### Information given

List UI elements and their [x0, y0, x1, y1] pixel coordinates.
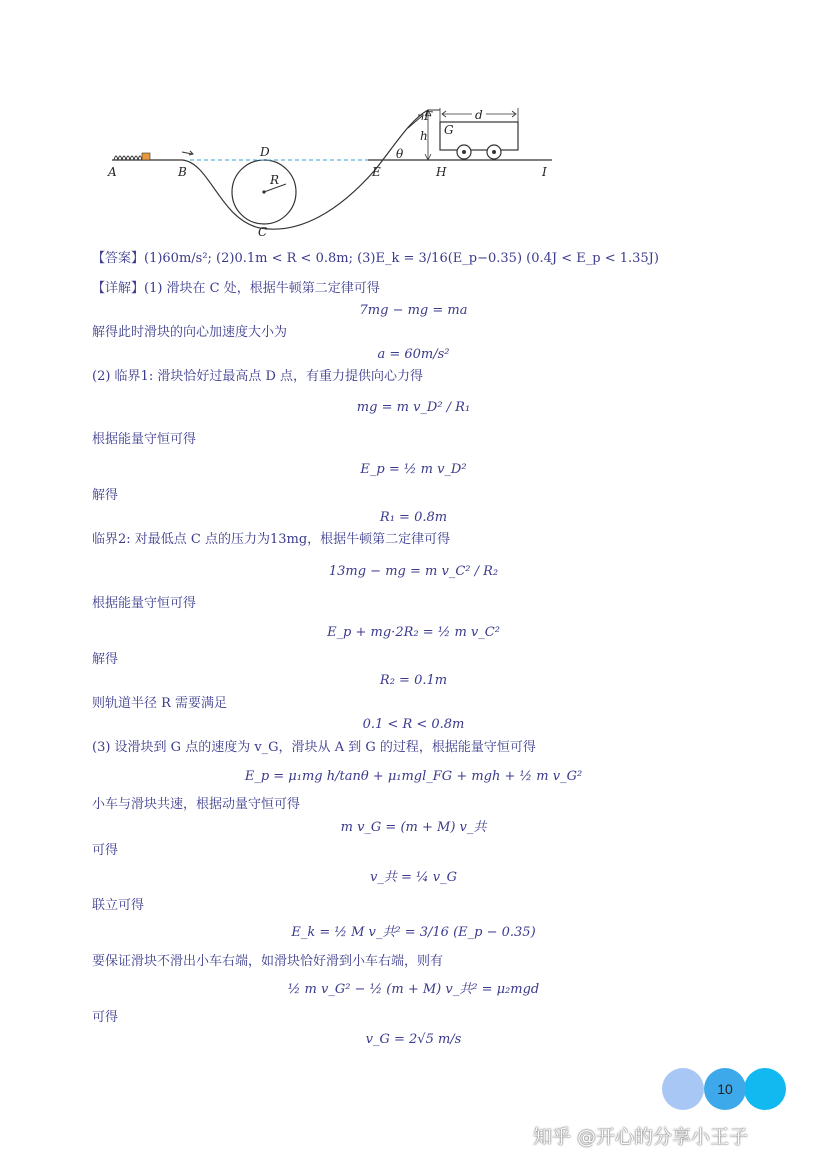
text-line: 要保证滑块不滑出小车右端，如滑块恰好滑到小车右端，则有: [92, 954, 444, 969]
label-G: G: [444, 123, 454, 137]
label-C: C: [258, 225, 268, 239]
label-I: I: [542, 165, 547, 179]
text-line: 可得: [92, 1010, 119, 1025]
label-B: B: [178, 165, 187, 179]
text-line: 则轨道半径 R 需要满足: [92, 696, 228, 711]
equation: v_共 = ¼ v_G: [370, 870, 457, 885]
equation: E_k = ½ M v_共² = 3/16 (E_p − 0.35): [291, 925, 536, 940]
equation: E_p = ½ m v_D²: [360, 462, 467, 477]
equation: 0.1 < R < 0.8m: [362, 717, 465, 732]
answer-line: 【答案】(1)60m/s²; (2)0.1m < R < 0.8m; (3)E_k = 3/16(E_p−0.35) (0.4J < E_p < 1.35J): [92, 251, 659, 266]
label-F: F: [424, 109, 433, 123]
text-line: 小车与滑块共速，根据动量守恒可得: [92, 797, 301, 812]
label-H: H: [436, 165, 447, 179]
equation: R₂ = 0.1m: [379, 673, 448, 688]
physics-diagram: [100, 100, 570, 245]
label-R: R: [270, 173, 280, 187]
detail-line: 【详解】(1) 滑块在 C 处，根据牛顿第二定律可得: [92, 281, 380, 296]
text-line: 可得: [92, 843, 119, 858]
text-line: 临界2: 对最低点 C 点的压力为13mg，根据牛顿第二定律可得: [92, 532, 451, 547]
equation: a = 60m/s²: [377, 347, 450, 362]
equation: E_p = μ₁mg h/tanθ + μ₁mgl_FG + mgh + ½ m v_G²: [244, 769, 583, 784]
page-number-badge: [662, 1068, 786, 1110]
equation: mg = m v_D² / R₁: [356, 400, 471, 415]
text-line: 联立可得: [92, 898, 145, 913]
label-E: E: [372, 165, 381, 179]
equation: E_p + mg·2R₂ = ½ m v_C²: [327, 625, 500, 640]
text-line: 解得此时滑块的向心加速度大小为: [92, 325, 288, 340]
equation: 13mg − mg = m v_C² / R₂: [328, 564, 499, 579]
label-A: A: [108, 165, 117, 179]
label-theta: θ: [396, 147, 404, 161]
text-line: 解得: [92, 652, 119, 667]
badge-circle-right: [744, 1068, 786, 1110]
equation: R₁ = 0.8m: [379, 510, 448, 525]
equation: v_G = 2√5 m/s: [365, 1032, 462, 1047]
text-line: (3) 设滑块到 G 点的速度为 v_G，滑块从 A 到 G 的过程，根据能量守恒可得: [92, 740, 536, 755]
label-D: D: [260, 145, 270, 159]
equation: 7mg − mg = ma: [359, 303, 468, 318]
equation: m v_G = (m + M) v_共: [340, 820, 487, 835]
watermark: 知乎 @开心的分享小王子: [533, 1126, 749, 1148]
text-line: (2) 临界1: 滑块恰好过最高点 D 点，有重力提供向心力得: [92, 369, 424, 384]
equation: ½ m v_G² − ½ (m + M) v_共² = μ₂mgd: [287, 982, 540, 997]
label-h: h: [420, 129, 428, 143]
page-number: 10: [704, 1068, 746, 1110]
text-line: 解得: [92, 488, 119, 503]
text-line: 根据能量守恒可得: [92, 432, 197, 447]
badge-circle-left: [662, 1068, 704, 1110]
text-line: 根据能量守恒可得: [92, 596, 197, 611]
label-d: d: [475, 108, 483, 122]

######

*Your task*
Please update the listing above, changing every "equation" to "formula" and keeping all else the same; omit the pictures from your answer.

*Solution for this exercise*
List UI elements and their [x0, y0, x1, y1] pixel coordinates.
text-line: 要保证滑块不滑出小车右端，如滑块恰好滑到小车右端，则有: [92, 954, 444, 969]
label-G: G: [444, 123, 454, 137]
label-C: C: [258, 225, 268, 239]
label-I: I: [542, 165, 547, 179]
text-line: 可得: [92, 1010, 119, 1025]
label-B: B: [178, 165, 187, 179]
text-line: 则轨道半径 R 需要满足: [92, 696, 228, 711]
formula: v_共 = ¼ v_G: [370, 870, 457, 885]
formula: E_k = ½ M v_共² = 3/16 (E_p − 0.35): [291, 925, 536, 940]
formula: E_p = ½ m v_D²: [360, 462, 467, 477]
formula: 0.1 < R < 0.8m: [362, 717, 465, 732]
answer-line: 【答案】(1)60m/s²; (2)0.1m < R < 0.8m; (3)E_k = 3/16(E_p−0.35) (0.4J < E_p < 1.35J): [92, 251, 659, 266]
label-F: F: [424, 109, 433, 123]
text-line: 小车与滑块共速，根据动量守恒可得: [92, 797, 301, 812]
label-H: H: [436, 165, 447, 179]
formula: R₂ = 0.1m: [379, 673, 448, 688]
physics-diagram: [100, 100, 570, 245]
label-R: R: [270, 173, 280, 187]
detail-line: 【详解】(1) 滑块在 C 处，根据牛顿第二定律可得: [92, 281, 380, 296]
text-line: 可得: [92, 843, 119, 858]
text-line: 临界2: 对最低点 C 点的压力为13mg，根据牛顿第二定律可得: [92, 532, 451, 547]
formula: a = 60m/s²: [377, 347, 450, 362]
formula: E_p = μ₁mg h/tanθ + μ₁mgl_FG + mgh + ½ m v_G²: [244, 769, 583, 784]
page-number-badge: [662, 1068, 786, 1110]
formula: mg = m v_D² / R₁: [356, 400, 471, 415]
text-line: 联立可得: [92, 898, 145, 913]
label-E: E: [372, 165, 381, 179]
formula: E_p + mg·2R₂ = ½ m v_C²: [327, 625, 500, 640]
text-line: 解得此时滑块的向心加速度大小为: [92, 325, 288, 340]
formula: 13mg − mg = m v_C² / R₂: [328, 564, 499, 579]
label-A: A: [108, 165, 117, 179]
label-theta: θ: [396, 147, 404, 161]
text-line: 解得: [92, 652, 119, 667]
badge-circle-right: [744, 1068, 786, 1110]
formula: R₁ = 0.8m: [379, 510, 448, 525]
formula: v_G = 2√5 m/s: [365, 1032, 462, 1047]
text-line: (3) 设滑块到 G 点的速度为 v_G，滑块从 A 到 G 的过程，根据能量守恒可得: [92, 740, 536, 755]
label-D: D: [260, 145, 270, 159]
formula: 7mg − mg = ma: [359, 303, 468, 318]
formula: m v_G = (m + M) v_共: [340, 820, 487, 835]
watermark: 知乎 @开心的分享小王子: [533, 1126, 749, 1148]
text-line: (2) 临界1: 滑块恰好过最高点 D 点，有重力提供向心力得: [92, 369, 424, 384]
formula: ½ m v_G² − ½ (m + M) v_共² = μ₂mgd: [287, 982, 540, 997]
label-h: h: [420, 129, 428, 143]
page-number: 10: [704, 1068, 746, 1110]
text-line: 解得: [92, 488, 119, 503]
text-line: 根据能量守恒可得: [92, 432, 197, 447]
badge-circle-left: [662, 1068, 704, 1110]
text-line: 根据能量守恒可得: [92, 596, 197, 611]
label-d: d: [475, 108, 483, 122]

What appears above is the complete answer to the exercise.